"""

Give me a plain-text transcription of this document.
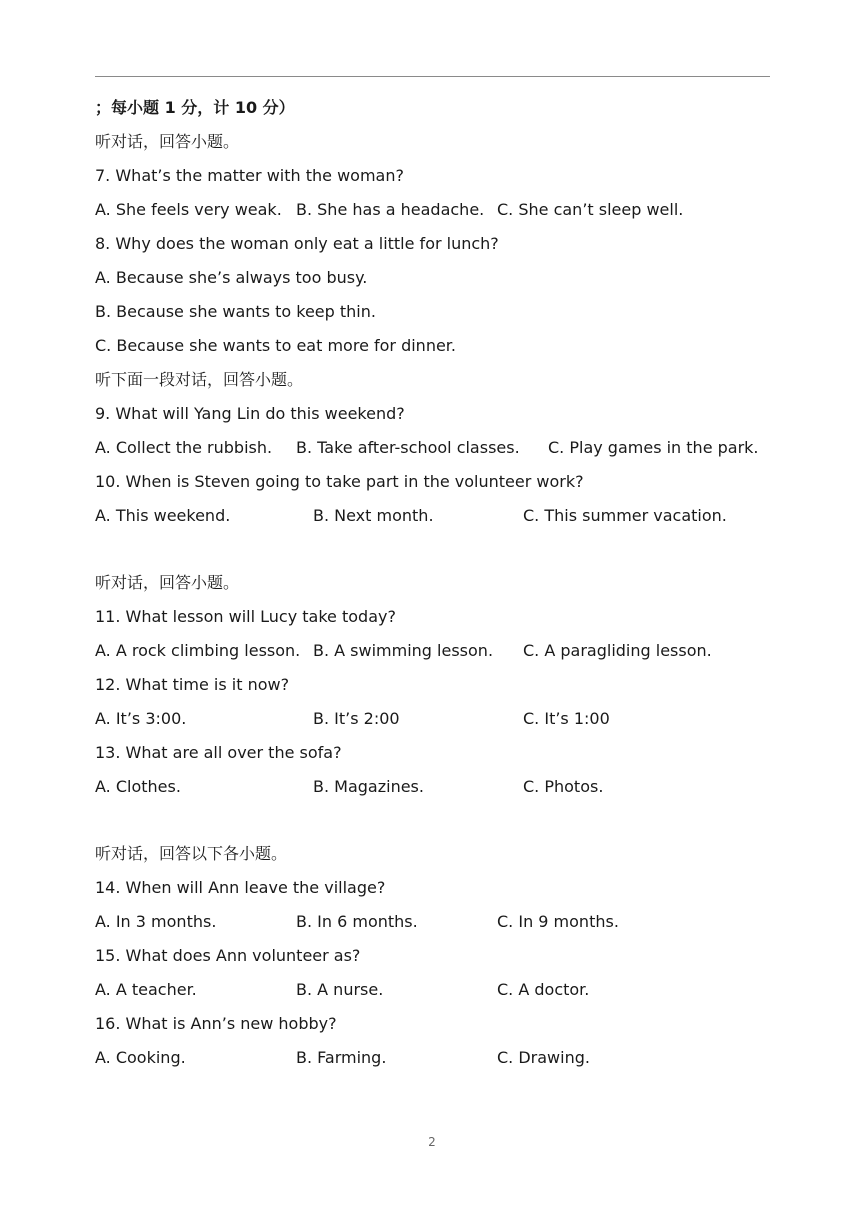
；每小题 1 分，计 10 分）
听对话，回答小题。
7. What’s the matter with the woman?
A. She feels very weak. B. She has a headache. C. She can’t sleep well.
8. Why does the woman only eat a little for lunch?
A. Because she’s always too busy.
B. Because she wants to keep thin.
C. Because she wants to eat more for dinner.
听下面一段对话，回答小题。
9. What will Yang Lin do this weekend?
A. Collect the rubbish. B. Take after-school classes. C. Play games in the park.
10. When is Steven going to take part in the volunteer work?
A. This weekend.	B. Next month.	C. This summer vacation.
听对话，回答小题。
11. What lesson will Lucy take today?
A. A rock climbing lesson. B. A swimming lesson. C. A paragliding lesson.
12. What time is it now?
A. It’s 3:00.	B. It’s 2:00	C. It’s 1:00
13. What are all over the sofa?
A. Clothes.	B. Magazines.	C. Photos.
听对话，回答以下各小题。
14. When will Ann leave the village?
A. In 3 months.	B. In 6 months.	C. In 9 months.
15. What does Ann volunteer as?
A. A teacher.	B. A nurse.	C. A doctor.
16. What is Ann’s new hobby?
A. Cooking.	B. Farming.	C. Drawing.
2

"""

• [Task prompt]
Among the entries above, identify all lines with "When" and copy them.

• [Task result]
10. When is Steven going to take part in the volunteer work?
14. When will Ann leave the village?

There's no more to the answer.